• [Exercise instructions]: Scan the records below. List lines holding "face".

+--

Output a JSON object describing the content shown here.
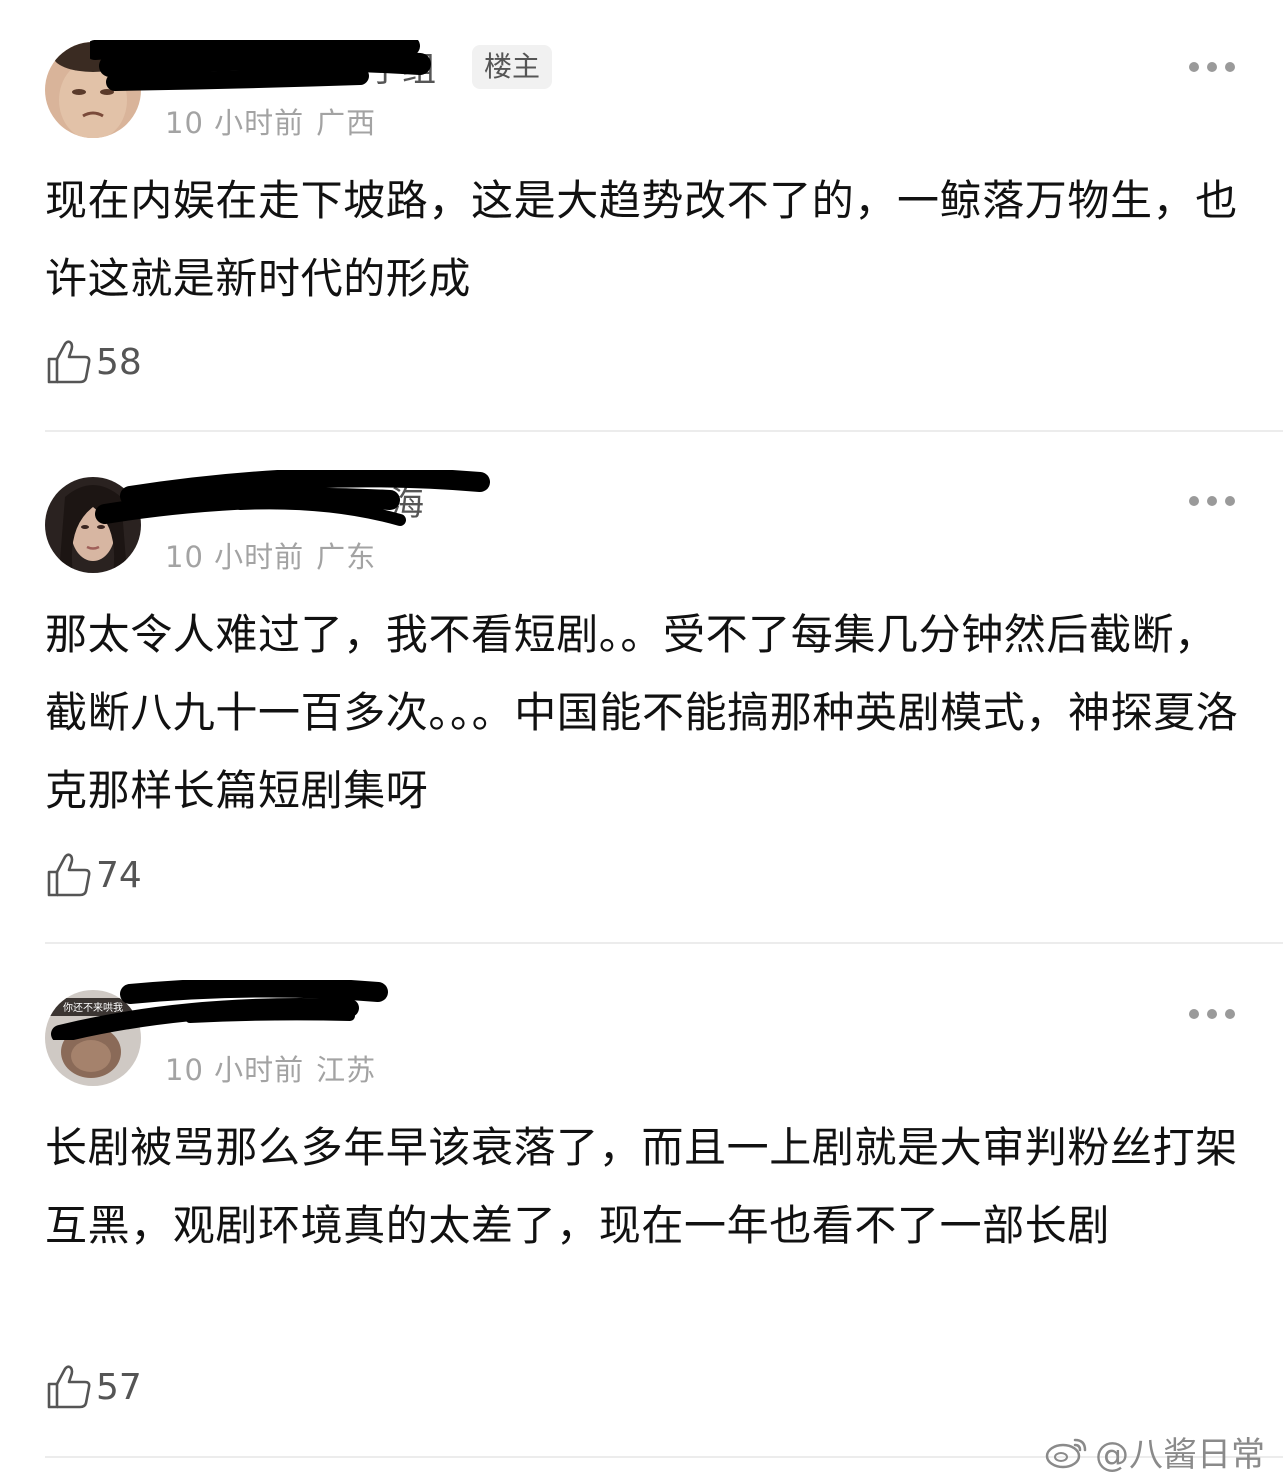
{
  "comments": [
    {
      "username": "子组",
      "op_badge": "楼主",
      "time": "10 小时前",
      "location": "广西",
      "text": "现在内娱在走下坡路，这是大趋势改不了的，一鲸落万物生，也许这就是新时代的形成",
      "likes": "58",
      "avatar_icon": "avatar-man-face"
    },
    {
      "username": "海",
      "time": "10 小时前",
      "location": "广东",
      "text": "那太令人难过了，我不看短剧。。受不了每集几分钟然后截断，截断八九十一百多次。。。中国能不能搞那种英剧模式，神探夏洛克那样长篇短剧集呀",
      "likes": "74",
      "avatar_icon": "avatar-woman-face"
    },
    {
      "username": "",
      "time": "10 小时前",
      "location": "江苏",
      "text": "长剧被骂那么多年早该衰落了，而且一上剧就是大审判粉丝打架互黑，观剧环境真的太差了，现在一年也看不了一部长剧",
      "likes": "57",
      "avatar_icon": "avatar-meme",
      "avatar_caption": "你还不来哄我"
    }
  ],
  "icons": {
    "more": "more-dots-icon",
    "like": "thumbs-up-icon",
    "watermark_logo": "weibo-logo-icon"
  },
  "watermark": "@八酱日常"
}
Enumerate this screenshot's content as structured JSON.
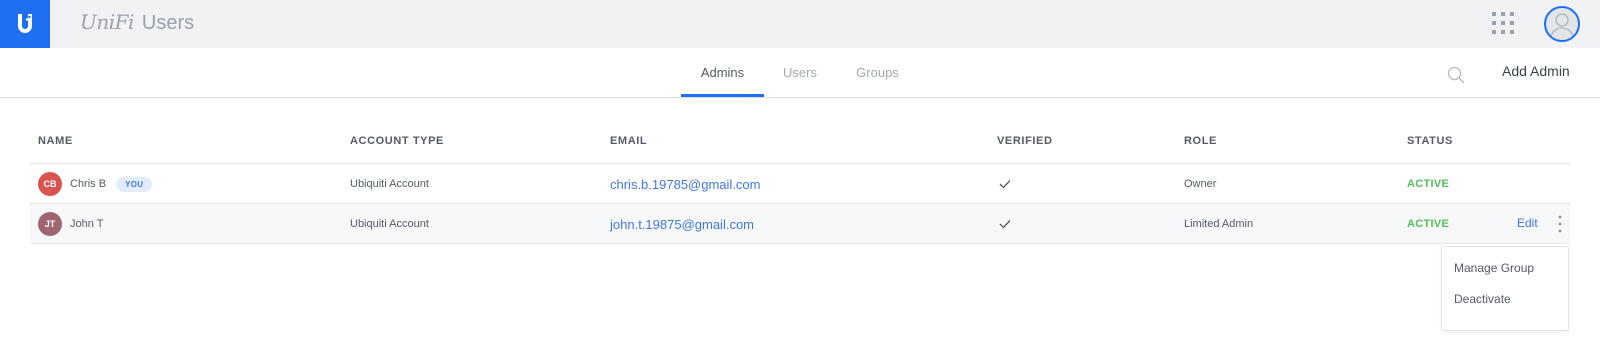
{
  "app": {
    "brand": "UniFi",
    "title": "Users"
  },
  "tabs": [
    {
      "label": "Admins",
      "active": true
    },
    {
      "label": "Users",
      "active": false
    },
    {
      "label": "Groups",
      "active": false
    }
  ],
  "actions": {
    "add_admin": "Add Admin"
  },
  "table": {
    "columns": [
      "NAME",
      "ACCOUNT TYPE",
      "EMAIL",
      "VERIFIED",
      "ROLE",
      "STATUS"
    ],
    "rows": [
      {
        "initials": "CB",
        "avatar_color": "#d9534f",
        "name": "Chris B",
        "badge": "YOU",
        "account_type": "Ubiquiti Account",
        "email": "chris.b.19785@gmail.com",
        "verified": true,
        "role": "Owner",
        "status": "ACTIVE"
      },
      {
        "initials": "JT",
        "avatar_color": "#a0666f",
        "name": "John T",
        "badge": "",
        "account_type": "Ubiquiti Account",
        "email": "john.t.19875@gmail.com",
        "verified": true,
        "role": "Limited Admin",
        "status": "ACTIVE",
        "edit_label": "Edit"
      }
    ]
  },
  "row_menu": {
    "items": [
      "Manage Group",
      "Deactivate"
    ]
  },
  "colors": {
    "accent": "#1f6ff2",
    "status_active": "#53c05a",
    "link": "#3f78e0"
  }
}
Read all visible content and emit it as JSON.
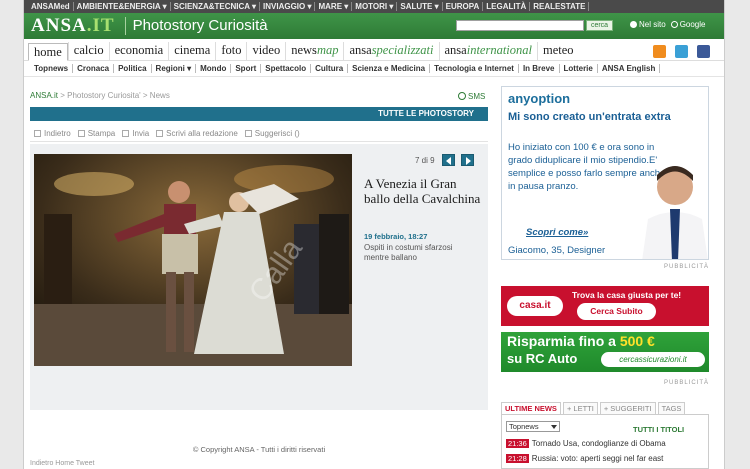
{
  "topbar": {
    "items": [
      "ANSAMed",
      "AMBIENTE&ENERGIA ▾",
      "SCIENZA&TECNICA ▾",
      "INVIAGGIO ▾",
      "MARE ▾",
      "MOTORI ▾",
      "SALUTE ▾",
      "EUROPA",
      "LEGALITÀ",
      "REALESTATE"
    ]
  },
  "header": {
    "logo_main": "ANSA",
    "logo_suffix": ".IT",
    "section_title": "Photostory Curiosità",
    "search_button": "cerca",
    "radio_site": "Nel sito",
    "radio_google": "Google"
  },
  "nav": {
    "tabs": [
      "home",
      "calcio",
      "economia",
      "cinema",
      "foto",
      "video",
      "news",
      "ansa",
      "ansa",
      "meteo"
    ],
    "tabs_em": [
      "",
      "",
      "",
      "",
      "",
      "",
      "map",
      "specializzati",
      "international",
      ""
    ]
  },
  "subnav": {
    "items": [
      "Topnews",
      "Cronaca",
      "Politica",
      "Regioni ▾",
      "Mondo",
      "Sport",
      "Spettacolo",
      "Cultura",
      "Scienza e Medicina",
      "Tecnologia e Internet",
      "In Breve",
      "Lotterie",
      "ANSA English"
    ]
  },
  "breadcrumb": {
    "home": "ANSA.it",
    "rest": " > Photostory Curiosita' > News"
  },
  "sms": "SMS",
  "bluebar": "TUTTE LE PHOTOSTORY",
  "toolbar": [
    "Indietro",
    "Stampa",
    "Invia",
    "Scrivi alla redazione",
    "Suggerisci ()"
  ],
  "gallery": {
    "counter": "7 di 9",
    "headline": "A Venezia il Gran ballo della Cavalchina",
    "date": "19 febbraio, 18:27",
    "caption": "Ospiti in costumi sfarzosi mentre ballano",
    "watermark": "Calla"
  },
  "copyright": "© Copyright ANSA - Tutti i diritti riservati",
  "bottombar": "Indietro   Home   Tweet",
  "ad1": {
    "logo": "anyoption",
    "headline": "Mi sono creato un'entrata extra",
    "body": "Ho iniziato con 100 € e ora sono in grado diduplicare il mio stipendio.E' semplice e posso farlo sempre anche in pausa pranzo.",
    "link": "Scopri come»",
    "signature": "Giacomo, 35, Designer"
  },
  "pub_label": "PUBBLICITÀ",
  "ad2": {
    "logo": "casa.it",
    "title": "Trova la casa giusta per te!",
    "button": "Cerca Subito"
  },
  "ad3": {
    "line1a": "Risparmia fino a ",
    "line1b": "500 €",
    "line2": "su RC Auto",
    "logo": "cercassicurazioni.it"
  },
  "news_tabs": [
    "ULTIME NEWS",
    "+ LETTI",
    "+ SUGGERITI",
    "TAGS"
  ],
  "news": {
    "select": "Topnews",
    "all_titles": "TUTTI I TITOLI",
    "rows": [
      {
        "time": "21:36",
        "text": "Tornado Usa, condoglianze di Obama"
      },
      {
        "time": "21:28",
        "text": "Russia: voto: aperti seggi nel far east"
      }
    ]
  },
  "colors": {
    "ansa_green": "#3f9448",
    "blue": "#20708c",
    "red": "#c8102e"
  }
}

+--

• [Exercise output]:
      "avatar_icon": "avatar-man-face"
      "avatar_icon": "avatar-woman-face"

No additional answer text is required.